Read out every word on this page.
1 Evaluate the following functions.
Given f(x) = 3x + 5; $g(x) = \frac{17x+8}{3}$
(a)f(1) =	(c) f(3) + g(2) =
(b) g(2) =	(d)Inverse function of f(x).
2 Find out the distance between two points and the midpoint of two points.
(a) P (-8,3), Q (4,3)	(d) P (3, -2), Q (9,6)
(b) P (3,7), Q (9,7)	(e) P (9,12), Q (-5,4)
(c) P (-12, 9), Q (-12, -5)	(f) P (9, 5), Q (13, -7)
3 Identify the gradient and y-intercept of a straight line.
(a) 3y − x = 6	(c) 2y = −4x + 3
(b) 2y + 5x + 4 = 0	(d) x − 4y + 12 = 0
========================
→ WHAT TO WORK ON
Extract the complete listing verbatim.

→ REPLY TO THE TASK
Read out every word on this page.
1 Evaluate the following functions.
Given f(x) = 3x + 5; $g(x) = \frac{17x+8}{3}$
(a)f(1) =	(c) f(3) + g(2) =
(b) g(2) =	(d)Inverse function of f(x).
2 Find out the distance between two points and the midpoint of two points.
(a) P (-8,3), Q (4,3)	(d) P (3, -2), Q (9,6)
(b) P (3,7), Q (9,7)	(e) P (9,12), Q (-5,4)
(c) P (-12, 9), Q (-12, -5)	(f) P (9, 5), Q (13, -7)
3 Identify the gradient and y-intercept of a straight line.
(a) 3y − x = 6	(c) 2y = −4x + 3
(b) 2y + 5x + 4 = 0	(d) x − 4y + 12 = 0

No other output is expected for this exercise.